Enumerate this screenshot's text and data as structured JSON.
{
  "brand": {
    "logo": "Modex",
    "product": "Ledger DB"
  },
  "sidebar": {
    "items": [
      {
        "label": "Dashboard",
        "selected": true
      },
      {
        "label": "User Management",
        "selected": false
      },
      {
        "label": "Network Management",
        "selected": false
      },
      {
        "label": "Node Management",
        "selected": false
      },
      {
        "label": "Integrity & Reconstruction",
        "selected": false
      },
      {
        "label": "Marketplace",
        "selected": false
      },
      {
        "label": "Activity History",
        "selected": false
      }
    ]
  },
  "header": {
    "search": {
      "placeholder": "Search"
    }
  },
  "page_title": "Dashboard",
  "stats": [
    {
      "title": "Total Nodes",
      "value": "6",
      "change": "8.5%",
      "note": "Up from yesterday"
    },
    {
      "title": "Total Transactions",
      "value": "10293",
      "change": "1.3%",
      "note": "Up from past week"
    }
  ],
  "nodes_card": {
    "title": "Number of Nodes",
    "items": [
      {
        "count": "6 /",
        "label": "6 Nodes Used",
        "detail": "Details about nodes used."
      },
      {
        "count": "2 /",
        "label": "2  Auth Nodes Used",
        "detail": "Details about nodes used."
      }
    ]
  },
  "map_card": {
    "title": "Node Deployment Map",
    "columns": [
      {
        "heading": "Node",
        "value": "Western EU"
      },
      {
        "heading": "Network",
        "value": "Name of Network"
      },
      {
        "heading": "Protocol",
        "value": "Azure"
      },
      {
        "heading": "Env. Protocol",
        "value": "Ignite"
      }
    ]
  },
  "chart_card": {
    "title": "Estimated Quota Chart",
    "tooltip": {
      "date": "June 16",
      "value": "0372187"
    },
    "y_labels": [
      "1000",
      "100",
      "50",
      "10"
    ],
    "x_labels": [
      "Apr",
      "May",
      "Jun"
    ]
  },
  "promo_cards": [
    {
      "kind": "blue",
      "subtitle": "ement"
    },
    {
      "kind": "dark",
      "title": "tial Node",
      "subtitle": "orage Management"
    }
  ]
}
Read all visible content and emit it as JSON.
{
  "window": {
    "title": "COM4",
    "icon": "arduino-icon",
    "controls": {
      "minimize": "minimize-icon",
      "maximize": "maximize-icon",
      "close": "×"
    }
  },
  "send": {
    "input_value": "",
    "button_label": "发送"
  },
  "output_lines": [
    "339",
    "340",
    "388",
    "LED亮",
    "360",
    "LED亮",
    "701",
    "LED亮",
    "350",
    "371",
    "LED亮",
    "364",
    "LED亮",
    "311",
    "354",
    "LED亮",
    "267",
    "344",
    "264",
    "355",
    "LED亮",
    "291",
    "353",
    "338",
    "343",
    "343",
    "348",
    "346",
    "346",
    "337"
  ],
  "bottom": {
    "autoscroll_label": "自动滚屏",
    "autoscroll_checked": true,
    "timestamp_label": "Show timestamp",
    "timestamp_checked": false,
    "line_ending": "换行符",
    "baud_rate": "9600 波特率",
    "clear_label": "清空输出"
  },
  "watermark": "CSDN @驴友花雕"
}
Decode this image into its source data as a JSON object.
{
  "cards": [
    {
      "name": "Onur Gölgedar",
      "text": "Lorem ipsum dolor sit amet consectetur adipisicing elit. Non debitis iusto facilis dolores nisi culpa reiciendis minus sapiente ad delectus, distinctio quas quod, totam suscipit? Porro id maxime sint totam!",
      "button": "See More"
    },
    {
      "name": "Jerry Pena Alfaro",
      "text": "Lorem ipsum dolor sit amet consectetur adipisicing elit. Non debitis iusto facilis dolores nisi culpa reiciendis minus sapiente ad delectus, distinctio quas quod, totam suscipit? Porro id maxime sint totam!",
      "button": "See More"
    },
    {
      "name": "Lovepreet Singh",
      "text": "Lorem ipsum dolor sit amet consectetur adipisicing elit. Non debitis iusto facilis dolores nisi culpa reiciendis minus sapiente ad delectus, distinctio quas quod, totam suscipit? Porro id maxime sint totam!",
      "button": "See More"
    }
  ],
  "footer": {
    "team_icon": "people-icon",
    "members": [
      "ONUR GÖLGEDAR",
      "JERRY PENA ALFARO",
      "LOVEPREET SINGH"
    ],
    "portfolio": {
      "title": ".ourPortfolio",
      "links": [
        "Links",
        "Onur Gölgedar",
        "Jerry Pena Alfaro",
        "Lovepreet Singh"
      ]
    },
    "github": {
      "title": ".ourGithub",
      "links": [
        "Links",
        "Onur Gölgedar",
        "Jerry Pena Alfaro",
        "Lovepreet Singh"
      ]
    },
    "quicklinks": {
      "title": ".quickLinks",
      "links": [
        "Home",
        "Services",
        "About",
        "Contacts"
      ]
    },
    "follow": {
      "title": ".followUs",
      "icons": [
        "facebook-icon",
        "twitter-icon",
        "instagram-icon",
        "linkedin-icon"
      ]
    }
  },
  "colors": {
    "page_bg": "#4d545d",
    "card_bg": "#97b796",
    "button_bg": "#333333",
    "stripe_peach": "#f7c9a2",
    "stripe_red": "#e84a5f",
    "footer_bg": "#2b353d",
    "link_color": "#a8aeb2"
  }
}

####################

EXERCISE OBJECTIVE:
Go through the material above line by line and copy it exactly.

EXERCISE RESULT:
Enumerate this screenshot's text and data as structured JSON.
{
  "brand": {
    "logo": "Modex",
    "product": "Ledger DB"
  },
  "sidebar": {
    "items": [
      {
        "label": "Dashboard",
        "selected": true
      },
      {
        "label": "User Management",
        "selected": false
      },
      {
        "label": "Network Management",
        "selected": false
      },
      {
        "label": "Node Management",
        "selected": false
      },
      {
        "label": "Integrity & Reconstruction",
        "selected": false
      },
      {
        "label": "Marketplace",
        "selected": false
      },
      {
        "label": "Activity History",
        "selected": false
      }
    ]
  },
  "header": {
    "search": {
      "placeholder": "Search"
    }
  },
  "page_title": "Dashboard",
  "stats": [
    {
      "title": "Total Nodes",
      "value": "6",
      "change": "8.5%",
      "note": "Up from yesterday"
    },
    {
      "title": "Total Transactions",
      "value": "10293",
      "change": "1.3%",
      "note": "Up from past week"
    }
  ],
  "nodes_card": {
    "title": "Number of Nodes",
    "items": [
      {
        "count": "6 /",
        "label": "6 Nodes Used",
        "detail": "Details about nodes used."
      },
      {
        "count": "2 /",
        "label": "2  Auth Nodes Used",
        "detail": "Details about nodes used."
      }
    ]
  },
  "map_card": {
    "title": "Node Deployment Map",
    "columns": [
      {
        "heading": "Node",
        "value": "Western EU"
      },
      {
        "heading": "Network",
        "value": "Name of Network"
      },
      {
        "heading": "Protocol",
        "value": "Azure"
      },
      {
        "heading": "Env. Protocol",
        "value": "Ignite"
      }
    ]
  },
  "chart_card": {
    "title": "Estimated Quota Chart",
    "tooltip": {
      "date": "June 16",
      "value": "0372187"
    },
    "y_labels": [
      "1000",
      "100",
      "50",
      "10"
    ],
    "x_labels": [
      "Apr",
      "May",
      "Jun"
    ]
  },
  "promo_cards": [
    {
      "kind": "blue",
      "subtitle": "ement"
    },
    {
      "kind": "dark",
      "title": "tial Node",
      "subtitle": "orage Management"
    }
  ]
}
Read all visible content and emit it as JSON.
{
  "window": {
    "title": "COM4",
    "icon": "arduino-icon",
    "controls": {
      "minimize": "minimize-icon",
      "maximize": "maximize-icon",
      "close": "×"
    }
  },
  "send": {
    "input_value": "",
    "button_label": "发送"
  },
  "output_lines": [
    "339",
    "340",
    "388",
    "LED亮",
    "360",
    "LED亮",
    "701",
    "LED亮",
    "350",
    "371",
    "LED亮",
    "364",
    "LED亮",
    "311",
    "354",
    "LED亮",
    "267",
    "344",
    "264",
    "355",
    "LED亮",
    "291",
    "353",
    "338",
    "343",
    "343",
    "348",
    "346",
    "346",
    "337"
  ],
  "bottom": {
    "autoscroll_label": "自动滚屏",
    "autoscroll_checked": true,
    "timestamp_label": "Show timestamp",
    "timestamp_checked": false,
    "line_ending": "换行符",
    "baud_rate": "9600 波特率",
    "clear_label": "清空输出"
  },
  "watermark": "CSDN @驴友花雕"
}
Decode this image into its source data as a JSON object.
{
  "cards": [
    {
      "name": "Onur Gölgedar",
      "text": "Lorem ipsum dolor sit amet consectetur adipisicing elit. Non debitis iusto facilis dolores nisi culpa reiciendis minus sapiente ad delectus, distinctio quas quod, totam suscipit? Porro id maxime sint totam!",
      "button": "See More"
    },
    {
      "name": "Jerry Pena Alfaro",
      "text": "Lorem ipsum dolor sit amet consectetur adipisicing elit. Non debitis iusto facilis dolores nisi culpa reiciendis minus sapiente ad delectus, distinctio quas quod, totam suscipit? Porro id maxime sint totam!",
      "button": "See More"
    },
    {
      "name": "Lovepreet Singh",
      "text": "Lorem ipsum dolor sit amet consectetur adipisicing elit. Non debitis iusto facilis dolores nisi culpa reiciendis minus sapiente ad delectus, distinctio quas quod, totam suscipit? Porro id maxime sint totam!",
      "button": "See More"
    }
  ],
  "footer": {
    "team_icon": "people-icon",
    "members": [
      "ONUR GÖLGEDAR",
      "JERRY PENA ALFARO",
      "LOVEPREET SINGH"
    ],
    "portfolio": {
      "title": ".ourPortfolio",
      "links": [
        "Links",
        "Onur Gölgedar",
        "Jerry Pena Alfaro",
        "Lovepreet Singh"
      ]
    },
    "github": {
      "title": ".ourGithub",
      "links": [
        "Links",
        "Onur Gölgedar",
        "Jerry Pena Alfaro",
        "Lovepreet Singh"
      ]
    },
    "quicklinks": {
      "title": ".quickLinks",
      "links": [
        "Home",
        "Services",
        "About",
        "Contacts"
      ]
    },
    "follow": {
      "title": ".followUs",
      "icons": [
        "facebook-icon",
        "twitter-icon",
        "instagram-icon",
        "linkedin-icon"
      ]
    }
  },
  "colors": {
    "page_bg": "#4d545d",
    "card_bg": "#97b796",
    "button_bg": "#333333",
    "stripe_peach": "#f7c9a2",
    "stripe_red": "#e84a5f",
    "footer_bg": "#2b353d",
    "link_color": "#a8aeb2"
  }
}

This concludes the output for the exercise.